--- INPUT DATA ---
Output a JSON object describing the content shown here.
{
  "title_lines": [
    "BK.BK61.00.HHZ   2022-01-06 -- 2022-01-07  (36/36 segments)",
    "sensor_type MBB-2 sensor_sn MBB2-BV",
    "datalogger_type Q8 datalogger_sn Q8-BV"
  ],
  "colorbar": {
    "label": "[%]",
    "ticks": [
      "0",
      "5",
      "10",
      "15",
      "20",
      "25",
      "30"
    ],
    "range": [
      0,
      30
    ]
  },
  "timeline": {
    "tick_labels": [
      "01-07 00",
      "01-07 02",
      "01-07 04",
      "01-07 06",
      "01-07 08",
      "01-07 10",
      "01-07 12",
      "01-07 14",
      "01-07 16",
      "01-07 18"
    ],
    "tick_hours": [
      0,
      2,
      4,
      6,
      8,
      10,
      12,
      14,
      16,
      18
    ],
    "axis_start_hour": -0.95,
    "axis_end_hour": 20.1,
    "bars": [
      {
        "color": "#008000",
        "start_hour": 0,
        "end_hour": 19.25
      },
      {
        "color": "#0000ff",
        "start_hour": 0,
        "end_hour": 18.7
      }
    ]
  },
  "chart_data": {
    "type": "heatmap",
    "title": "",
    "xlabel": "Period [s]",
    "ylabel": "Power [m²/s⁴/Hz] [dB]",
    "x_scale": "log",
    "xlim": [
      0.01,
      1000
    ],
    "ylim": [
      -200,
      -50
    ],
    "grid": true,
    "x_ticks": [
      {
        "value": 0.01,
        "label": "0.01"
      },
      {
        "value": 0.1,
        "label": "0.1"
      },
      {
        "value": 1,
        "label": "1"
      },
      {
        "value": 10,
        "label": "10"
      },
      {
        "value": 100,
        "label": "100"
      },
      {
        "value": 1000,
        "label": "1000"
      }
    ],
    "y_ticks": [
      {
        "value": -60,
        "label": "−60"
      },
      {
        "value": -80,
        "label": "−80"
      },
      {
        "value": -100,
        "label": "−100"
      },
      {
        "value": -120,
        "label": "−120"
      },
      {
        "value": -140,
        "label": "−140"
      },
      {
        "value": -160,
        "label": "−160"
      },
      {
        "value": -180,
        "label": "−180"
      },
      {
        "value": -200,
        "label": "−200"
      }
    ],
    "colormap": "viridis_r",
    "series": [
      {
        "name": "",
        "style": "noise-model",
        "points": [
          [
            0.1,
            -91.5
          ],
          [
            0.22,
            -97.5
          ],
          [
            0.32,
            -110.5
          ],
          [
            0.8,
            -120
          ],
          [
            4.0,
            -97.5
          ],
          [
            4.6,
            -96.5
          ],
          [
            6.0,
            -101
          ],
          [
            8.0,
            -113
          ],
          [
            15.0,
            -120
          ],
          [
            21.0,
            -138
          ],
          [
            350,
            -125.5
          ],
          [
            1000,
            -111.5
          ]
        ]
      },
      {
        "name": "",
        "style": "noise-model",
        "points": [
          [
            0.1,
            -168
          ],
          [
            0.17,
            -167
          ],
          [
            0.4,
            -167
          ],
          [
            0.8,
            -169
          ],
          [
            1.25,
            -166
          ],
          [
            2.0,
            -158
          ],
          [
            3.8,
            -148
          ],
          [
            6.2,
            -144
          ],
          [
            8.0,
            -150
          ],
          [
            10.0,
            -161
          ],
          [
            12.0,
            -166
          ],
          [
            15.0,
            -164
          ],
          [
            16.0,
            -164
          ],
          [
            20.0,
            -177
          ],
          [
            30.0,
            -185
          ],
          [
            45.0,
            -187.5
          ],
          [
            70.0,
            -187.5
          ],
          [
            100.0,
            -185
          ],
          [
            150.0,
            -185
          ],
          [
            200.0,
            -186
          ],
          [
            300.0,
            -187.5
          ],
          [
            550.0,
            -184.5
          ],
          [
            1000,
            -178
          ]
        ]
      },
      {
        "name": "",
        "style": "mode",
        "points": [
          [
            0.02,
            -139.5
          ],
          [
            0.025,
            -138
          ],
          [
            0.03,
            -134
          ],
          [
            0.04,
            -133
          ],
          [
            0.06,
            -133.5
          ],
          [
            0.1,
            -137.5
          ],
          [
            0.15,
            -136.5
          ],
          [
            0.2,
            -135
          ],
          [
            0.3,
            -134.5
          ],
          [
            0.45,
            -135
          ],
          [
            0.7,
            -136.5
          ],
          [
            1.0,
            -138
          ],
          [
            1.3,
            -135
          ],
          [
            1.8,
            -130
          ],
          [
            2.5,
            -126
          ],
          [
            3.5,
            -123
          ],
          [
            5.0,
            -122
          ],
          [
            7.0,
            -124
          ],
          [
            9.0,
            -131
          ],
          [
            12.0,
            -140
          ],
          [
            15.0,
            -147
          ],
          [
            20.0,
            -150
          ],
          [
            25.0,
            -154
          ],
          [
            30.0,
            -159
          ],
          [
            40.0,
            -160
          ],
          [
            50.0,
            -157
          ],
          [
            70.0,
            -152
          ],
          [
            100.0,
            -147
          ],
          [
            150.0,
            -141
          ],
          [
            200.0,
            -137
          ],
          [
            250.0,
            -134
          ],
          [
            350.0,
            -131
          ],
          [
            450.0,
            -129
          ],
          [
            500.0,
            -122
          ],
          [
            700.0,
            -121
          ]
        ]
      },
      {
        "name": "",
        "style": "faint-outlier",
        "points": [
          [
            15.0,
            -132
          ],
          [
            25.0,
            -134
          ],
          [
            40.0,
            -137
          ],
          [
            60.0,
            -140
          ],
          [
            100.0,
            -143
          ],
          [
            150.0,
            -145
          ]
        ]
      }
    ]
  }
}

--- EXERCISE DIRECTIONS ---
Quote all of the entries exactly as they appear.

--- ANSWER TO THIS PROBLEM ---
Output a JSON object describing the content shown here.
{
  "title_lines": [
    "BK.BK61.00.HHZ   2022-01-06 -- 2022-01-07  (36/36 segments)",
    "sensor_type MBB-2 sensor_sn MBB2-BV",
    "datalogger_type Q8 datalogger_sn Q8-BV"
  ],
  "colorbar": {
    "label": "[%]",
    "ticks": [
      "0",
      "5",
      "10",
      "15",
      "20",
      "25",
      "30"
    ],
    "range": [
      0,
      30
    ]
  },
  "timeline": {
    "tick_labels": [
      "01-07 00",
      "01-07 02",
      "01-07 04",
      "01-07 06",
      "01-07 08",
      "01-07 10",
      "01-07 12",
      "01-07 14",
      "01-07 16",
      "01-07 18"
    ],
    "tick_hours": [
      0,
      2,
      4,
      6,
      8,
      10,
      12,
      14,
      16,
      18
    ],
    "axis_start_hour": -0.95,
    "axis_end_hour": 20.1,
    "bars": [
      {
        "color": "#008000",
        "start_hour": 0,
        "end_hour": 19.25
      },
      {
        "color": "#0000ff",
        "start_hour": 0,
        "end_hour": 18.7
      }
    ]
  },
  "chart_data": {
    "type": "heatmap",
    "title": "",
    "xlabel": "Period [s]",
    "ylabel": "Power [m²/s⁴/Hz] [dB]",
    "x_scale": "log",
    "xlim": [
      0.01,
      1000
    ],
    "ylim": [
      -200,
      -50
    ],
    "grid": true,
    "x_ticks": [
      {
        "value": 0.01,
        "label": "0.01"
      },
      {
        "value": 0.1,
        "label": "0.1"
      },
      {
        "value": 1,
        "label": "1"
      },
      {
        "value": 10,
        "label": "10"
      },
      {
        "value": 100,
        "label": "100"
      },
      {
        "value": 1000,
        "label": "1000"
      }
    ],
    "y_ticks": [
      {
        "value": -60,
        "label": "−60"
      },
      {
        "value": -80,
        "label": "−80"
      },
      {
        "value": -100,
        "label": "−100"
      },
      {
        "value": -120,
        "label": "−120"
      },
      {
        "value": -140,
        "label": "−140"
      },
      {
        "value": -160,
        "label": "−160"
      },
      {
        "value": -180,
        "label": "−180"
      },
      {
        "value": -200,
        "label": "−200"
      }
    ],
    "colormap": "viridis_r",
    "series": [
      {
        "name": "",
        "style": "noise-model",
        "points": [
          [
            0.1,
            -91.5
          ],
          [
            0.22,
            -97.5
          ],
          [
            0.32,
            -110.5
          ],
          [
            0.8,
            -120
          ],
          [
            4.0,
            -97.5
          ],
          [
            4.6,
            -96.5
          ],
          [
            6.0,
            -101
          ],
          [
            8.0,
            -113
          ],
          [
            15.0,
            -120
          ],
          [
            21.0,
            -138
          ],
          [
            350,
            -125.5
          ],
          [
            1000,
            -111.5
          ]
        ]
      },
      {
        "name": "",
        "style": "noise-model",
        "points": [
          [
            0.1,
            -168
          ],
          [
            0.17,
            -167
          ],
          [
            0.4,
            -167
          ],
          [
            0.8,
            -169
          ],
          [
            1.25,
            -166
          ],
          [
            2.0,
            -158
          ],
          [
            3.8,
            -148
          ],
          [
            6.2,
            -144
          ],
          [
            8.0,
            -150
          ],
          [
            10.0,
            -161
          ],
          [
            12.0,
            -166
          ],
          [
            15.0,
            -164
          ],
          [
            16.0,
            -164
          ],
          [
            20.0,
            -177
          ],
          [
            30.0,
            -185
          ],
          [
            45.0,
            -187.5
          ],
          [
            70.0,
            -187.5
          ],
          [
            100.0,
            -185
          ],
          [
            150.0,
            -185
          ],
          [
            200.0,
            -186
          ],
          [
            300.0,
            -187.5
          ],
          [
            550.0,
            -184.5
          ],
          [
            1000,
            -178
          ]
        ]
      },
      {
        "name": "",
        "style": "mode",
        "points": [
          [
            0.02,
            -139.5
          ],
          [
            0.025,
            -138
          ],
          [
            0.03,
            -134
          ],
          [
            0.04,
            -133
          ],
          [
            0.06,
            -133.5
          ],
          [
            0.1,
            -137.5
          ],
          [
            0.15,
            -136.5
          ],
          [
            0.2,
            -135
          ],
          [
            0.3,
            -134.5
          ],
          [
            0.45,
            -135
          ],
          [
            0.7,
            -136.5
          ],
          [
            1.0,
            -138
          ],
          [
            1.3,
            -135
          ],
          [
            1.8,
            -130
          ],
          [
            2.5,
            -126
          ],
          [
            3.5,
            -123
          ],
          [
            5.0,
            -122
          ],
          [
            7.0,
            -124
          ],
          [
            9.0,
            -131
          ],
          [
            12.0,
            -140
          ],
          [
            15.0,
            -147
          ],
          [
            20.0,
            -150
          ],
          [
            25.0,
            -154
          ],
          [
            30.0,
            -159
          ],
          [
            40.0,
            -160
          ],
          [
            50.0,
            -157
          ],
          [
            70.0,
            -152
          ],
          [
            100.0,
            -147
          ],
          [
            150.0,
            -141
          ],
          [
            200.0,
            -137
          ],
          [
            250.0,
            -134
          ],
          [
            350.0,
            -131
          ],
          [
            450.0,
            -129
          ],
          [
            500.0,
            -122
          ],
          [
            700.0,
            -121
          ]
        ]
      },
      {
        "name": "",
        "style": "faint-outlier",
        "points": [
          [
            15.0,
            -132
          ],
          [
            25.0,
            -134
          ],
          [
            40.0,
            -137
          ],
          [
            60.0,
            -140
          ],
          [
            100.0,
            -143
          ],
          [
            150.0,
            -145
          ]
        ]
      }
    ]
  }
}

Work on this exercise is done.